Items from a figure collection:
————

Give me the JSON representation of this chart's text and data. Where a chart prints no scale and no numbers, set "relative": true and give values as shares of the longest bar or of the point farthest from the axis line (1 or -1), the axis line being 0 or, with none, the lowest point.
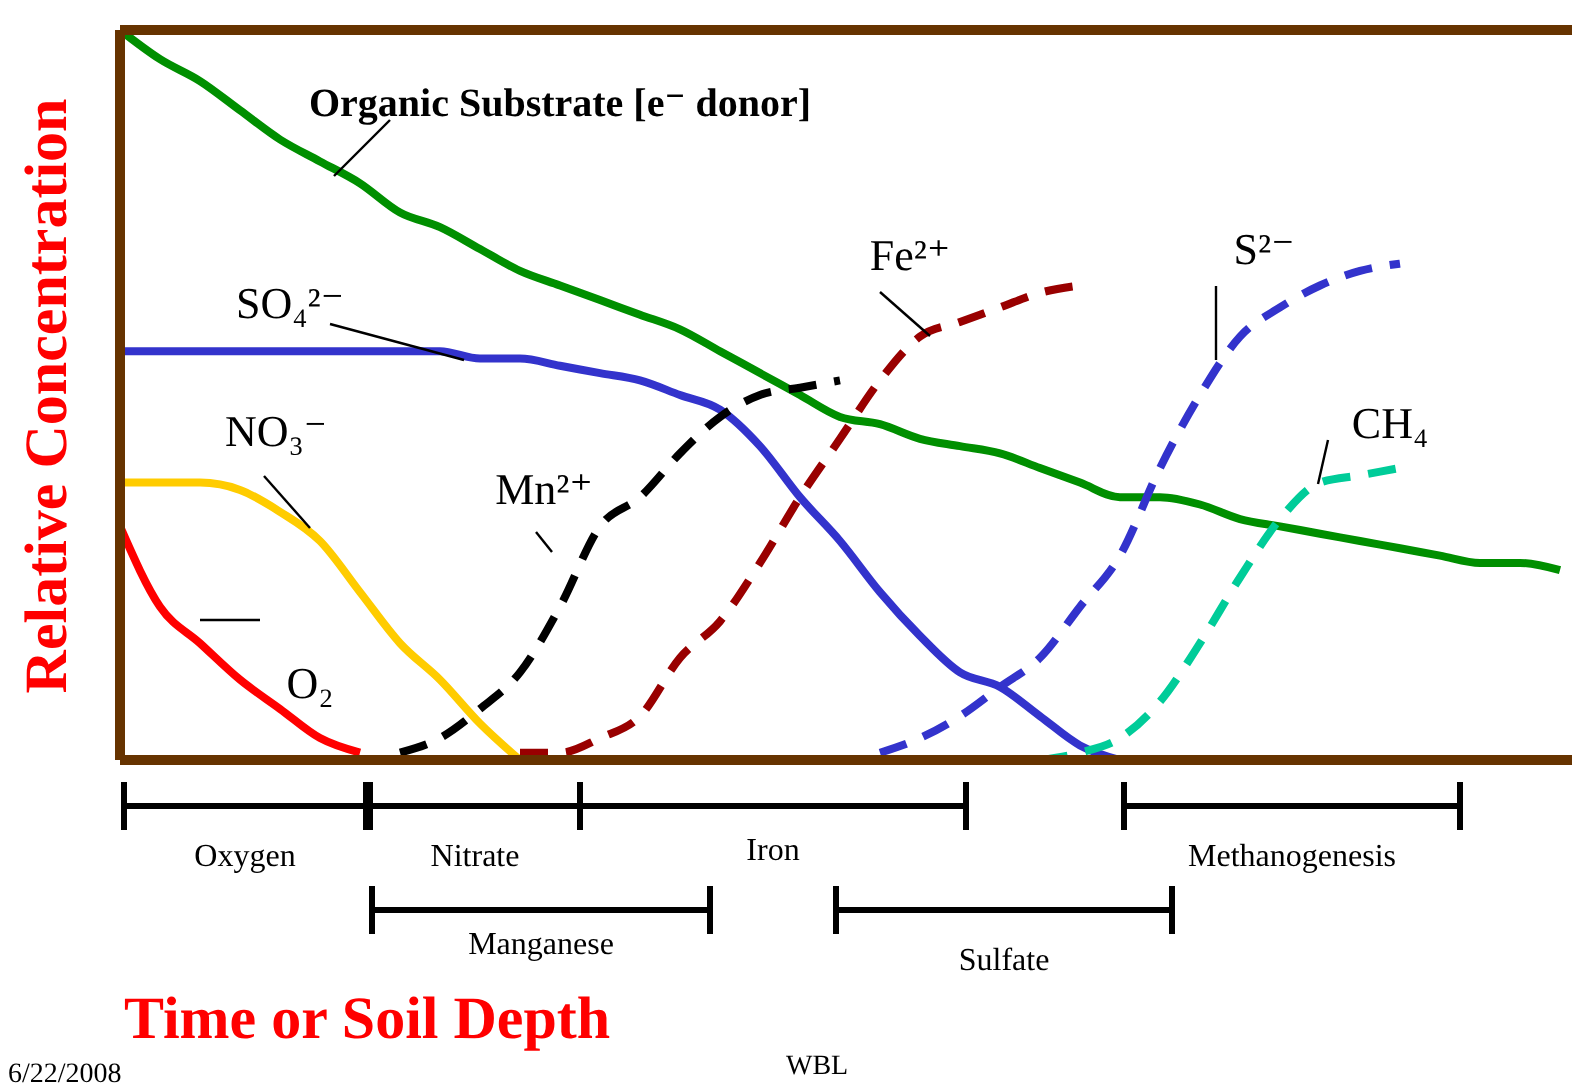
{
  "chart_data": {
    "type": "line",
    "relative": true,
    "ylabel": "Relative Concentration",
    "xlabel": "Time or Soil Depth",
    "categories": [
      null,
      null,
      null,
      null,
      null,
      null,
      null,
      null,
      null,
      null,
      null,
      null,
      null,
      null,
      null,
      null,
      null,
      null,
      null,
      null,
      null,
      null,
      null,
      null,
      null,
      null,
      null,
      null,
      null,
      null,
      null,
      null,
      null,
      null,
      null,
      null,
      null
    ],
    "series": [
      {
        "name": "Organic Substrate [e⁻ donor]",
        "color": "#008f00",
        "line_style": "solid",
        "values": [
          1.0,
          0.96,
          0.93,
          0.89,
          0.85,
          0.82,
          0.79,
          0.75,
          0.73,
          0.7,
          0.67,
          0.65,
          0.63,
          0.61,
          0.59,
          0.56,
          0.53,
          0.5,
          0.47,
          0.46,
          0.44,
          0.43,
          0.42,
          0.4,
          0.38,
          0.36,
          0.36,
          0.35,
          0.33,
          0.32,
          0.31,
          0.3,
          0.29,
          0.28,
          0.27,
          0.27,
          0.26
        ]
      },
      {
        "name": "SO₄²⁻",
        "color": "#3333cc",
        "line_style": "solid",
        "values": [
          0.56,
          0.56,
          0.56,
          0.56,
          0.56,
          0.56,
          0.56,
          0.56,
          0.56,
          0.55,
          0.55,
          0.54,
          0.53,
          0.52,
          0.5,
          0.48,
          0.43,
          0.36,
          0.3,
          0.23,
          0.17,
          0.12,
          0.1,
          0.06,
          0.02,
          0.0,
          null,
          null,
          null,
          null,
          null,
          null,
          null,
          null,
          null,
          null,
          null
        ]
      },
      {
        "name": "NO₃⁻",
        "color": "#ffcc00",
        "line_style": "solid",
        "values": [
          0.38,
          0.38,
          0.38,
          0.37,
          0.34,
          0.3,
          0.23,
          0.16,
          0.11,
          0.05,
          0.0,
          null,
          null,
          null,
          null,
          null,
          null,
          null,
          null,
          null,
          null,
          null,
          null,
          null,
          null,
          null,
          null,
          null,
          null,
          null,
          null,
          null,
          null,
          null,
          null,
          null,
          null
        ]
      },
      {
        "name": "O₂",
        "color": "#ff0000",
        "line_style": "solid",
        "values": [
          0.32,
          0.21,
          0.16,
          0.11,
          0.07,
          0.03,
          0.01,
          null,
          null,
          null,
          null,
          null,
          null,
          null,
          null,
          null,
          null,
          null,
          null,
          null,
          null,
          null,
          null,
          null,
          null,
          null,
          null,
          null,
          null,
          null,
          null,
          null,
          null,
          null,
          null,
          null,
          null
        ]
      },
      {
        "name": "Mn²⁺",
        "color": "#000000",
        "line_style": "dashed",
        "values": [
          null,
          null,
          null,
          null,
          null,
          null,
          null,
          0.01,
          0.03,
          0.07,
          0.12,
          0.21,
          0.32,
          0.36,
          0.42,
          0.47,
          0.5,
          0.51,
          0.52,
          null,
          null,
          null,
          null,
          null,
          null,
          null,
          null,
          null,
          null,
          null,
          null,
          null,
          null,
          null,
          null,
          null,
          null
        ]
      },
      {
        "name": "Fe²⁺",
        "color": "#990000",
        "line_style": "dashed",
        "values": [
          null,
          null,
          null,
          null,
          null,
          null,
          null,
          null,
          null,
          null,
          0.01,
          0.01,
          0.03,
          0.06,
          0.14,
          0.19,
          0.27,
          0.36,
          0.44,
          0.52,
          0.58,
          0.6,
          0.62,
          0.64,
          0.65,
          null,
          null,
          null,
          null,
          null,
          null,
          null,
          null,
          null,
          null,
          null,
          null
        ]
      },
      {
        "name": "S²⁻",
        "color": "#3333cc",
        "line_style": "dashed",
        "values": [
          null,
          null,
          null,
          null,
          null,
          null,
          null,
          null,
          null,
          null,
          null,
          null,
          null,
          null,
          null,
          null,
          null,
          null,
          null,
          0.01,
          0.03,
          0.06,
          0.1,
          0.14,
          0.21,
          0.28,
          0.4,
          0.5,
          0.58,
          0.62,
          0.65,
          0.67,
          0.68,
          null,
          null,
          null,
          null
        ]
      },
      {
        "name": "CH₄",
        "color": "#00cc99",
        "line_style": "dashed",
        "values": [
          null,
          null,
          null,
          null,
          null,
          null,
          null,
          null,
          null,
          null,
          null,
          null,
          null,
          null,
          null,
          null,
          null,
          null,
          null,
          null,
          null,
          null,
          null,
          0.0,
          0.01,
          0.03,
          0.08,
          0.16,
          0.25,
          0.33,
          0.38,
          0.39,
          0.4,
          null,
          null,
          null,
          null
        ]
      }
    ],
    "annotations": [
      "Oxygen",
      "Nitrate",
      "Iron",
      "Methanogenesis",
      "Manganese",
      "Sulfate",
      "6/22/2008",
      "WBL"
    ]
  }
}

————

Each entry above is to be duplicated exactly, and its pictures omitted.

_ANSWER BELOW_.
Give me the JSON representation of this chart's text and data. Where a chart prints no scale and no numbers, set "relative": true and give values as shares of the longest bar or of the point farthest from the axis line (1 or -1), the axis line being 0 or, with none, the lowest point.
{
  "chart_data": {
    "type": "line",
    "relative": true,
    "ylabel": "Relative Concentration",
    "xlabel": "Time or Soil Depth",
    "categories": [
      null,
      null,
      null,
      null,
      null,
      null,
      null,
      null,
      null,
      null,
      null,
      null,
      null,
      null,
      null,
      null,
      null,
      null,
      null,
      null,
      null,
      null,
      null,
      null,
      null,
      null,
      null,
      null,
      null,
      null,
      null,
      null,
      null,
      null,
      null,
      null,
      null
    ],
    "series": [
      {
        "name": "Organic Substrate [e⁻ donor]",
        "color": "#008f00",
        "line_style": "solid",
        "values": [
          1.0,
          0.96,
          0.93,
          0.89,
          0.85,
          0.82,
          0.79,
          0.75,
          0.73,
          0.7,
          0.67,
          0.65,
          0.63,
          0.61,
          0.59,
          0.56,
          0.53,
          0.5,
          0.47,
          0.46,
          0.44,
          0.43,
          0.42,
          0.4,
          0.38,
          0.36,
          0.36,
          0.35,
          0.33,
          0.32,
          0.31,
          0.3,
          0.29,
          0.28,
          0.27,
          0.27,
          0.26
        ]
      },
      {
        "name": "SO₄²⁻",
        "color": "#3333cc",
        "line_style": "solid",
        "values": [
          0.56,
          0.56,
          0.56,
          0.56,
          0.56,
          0.56,
          0.56,
          0.56,
          0.56,
          0.55,
          0.55,
          0.54,
          0.53,
          0.52,
          0.5,
          0.48,
          0.43,
          0.36,
          0.3,
          0.23,
          0.17,
          0.12,
          0.1,
          0.06,
          0.02,
          0.0,
          null,
          null,
          null,
          null,
          null,
          null,
          null,
          null,
          null,
          null,
          null
        ]
      },
      {
        "name": "NO₃⁻",
        "color": "#ffcc00",
        "line_style": "solid",
        "values": [
          0.38,
          0.38,
          0.38,
          0.37,
          0.34,
          0.3,
          0.23,
          0.16,
          0.11,
          0.05,
          0.0,
          null,
          null,
          null,
          null,
          null,
          null,
          null,
          null,
          null,
          null,
          null,
          null,
          null,
          null,
          null,
          null,
          null,
          null,
          null,
          null,
          null,
          null,
          null,
          null,
          null,
          null
        ]
      },
      {
        "name": "O₂",
        "color": "#ff0000",
        "line_style": "solid",
        "values": [
          0.32,
          0.21,
          0.16,
          0.11,
          0.07,
          0.03,
          0.01,
          null,
          null,
          null,
          null,
          null,
          null,
          null,
          null,
          null,
          null,
          null,
          null,
          null,
          null,
          null,
          null,
          null,
          null,
          null,
          null,
          null,
          null,
          null,
          null,
          null,
          null,
          null,
          null,
          null,
          null
        ]
      },
      {
        "name": "Mn²⁺",
        "color": "#000000",
        "line_style": "dashed",
        "values": [
          null,
          null,
          null,
          null,
          null,
          null,
          null,
          0.01,
          0.03,
          0.07,
          0.12,
          0.21,
          0.32,
          0.36,
          0.42,
          0.47,
          0.5,
          0.51,
          0.52,
          null,
          null,
          null,
          null,
          null,
          null,
          null,
          null,
          null,
          null,
          null,
          null,
          null,
          null,
          null,
          null,
          null,
          null
        ]
      },
      {
        "name": "Fe²⁺",
        "color": "#990000",
        "line_style": "dashed",
        "values": [
          null,
          null,
          null,
          null,
          null,
          null,
          null,
          null,
          null,
          null,
          0.01,
          0.01,
          0.03,
          0.06,
          0.14,
          0.19,
          0.27,
          0.36,
          0.44,
          0.52,
          0.58,
          0.6,
          0.62,
          0.64,
          0.65,
          null,
          null,
          null,
          null,
          null,
          null,
          null,
          null,
          null,
          null,
          null,
          null
        ]
      },
      {
        "name": "S²⁻",
        "color": "#3333cc",
        "line_style": "dashed",
        "values": [
          null,
          null,
          null,
          null,
          null,
          null,
          null,
          null,
          null,
          null,
          null,
          null,
          null,
          null,
          null,
          null,
          null,
          null,
          null,
          0.01,
          0.03,
          0.06,
          0.1,
          0.14,
          0.21,
          0.28,
          0.4,
          0.5,
          0.58,
          0.62,
          0.65,
          0.67,
          0.68,
          null,
          null,
          null,
          null
        ]
      },
      {
        "name": "CH₄",
        "color": "#00cc99",
        "line_style": "dashed",
        "values": [
          null,
          null,
          null,
          null,
          null,
          null,
          null,
          null,
          null,
          null,
          null,
          null,
          null,
          null,
          null,
          null,
          null,
          null,
          null,
          null,
          null,
          null,
          null,
          0.0,
          0.01,
          0.03,
          0.08,
          0.16,
          0.25,
          0.33,
          0.38,
          0.39,
          0.4,
          null,
          null,
          null,
          null
        ]
      }
    ],
    "annotations": [
      "Oxygen",
      "Nitrate",
      "Iron",
      "Methanogenesis",
      "Manganese",
      "Sulfate",
      "6/22/2008",
      "WBL"
    ]
  }
}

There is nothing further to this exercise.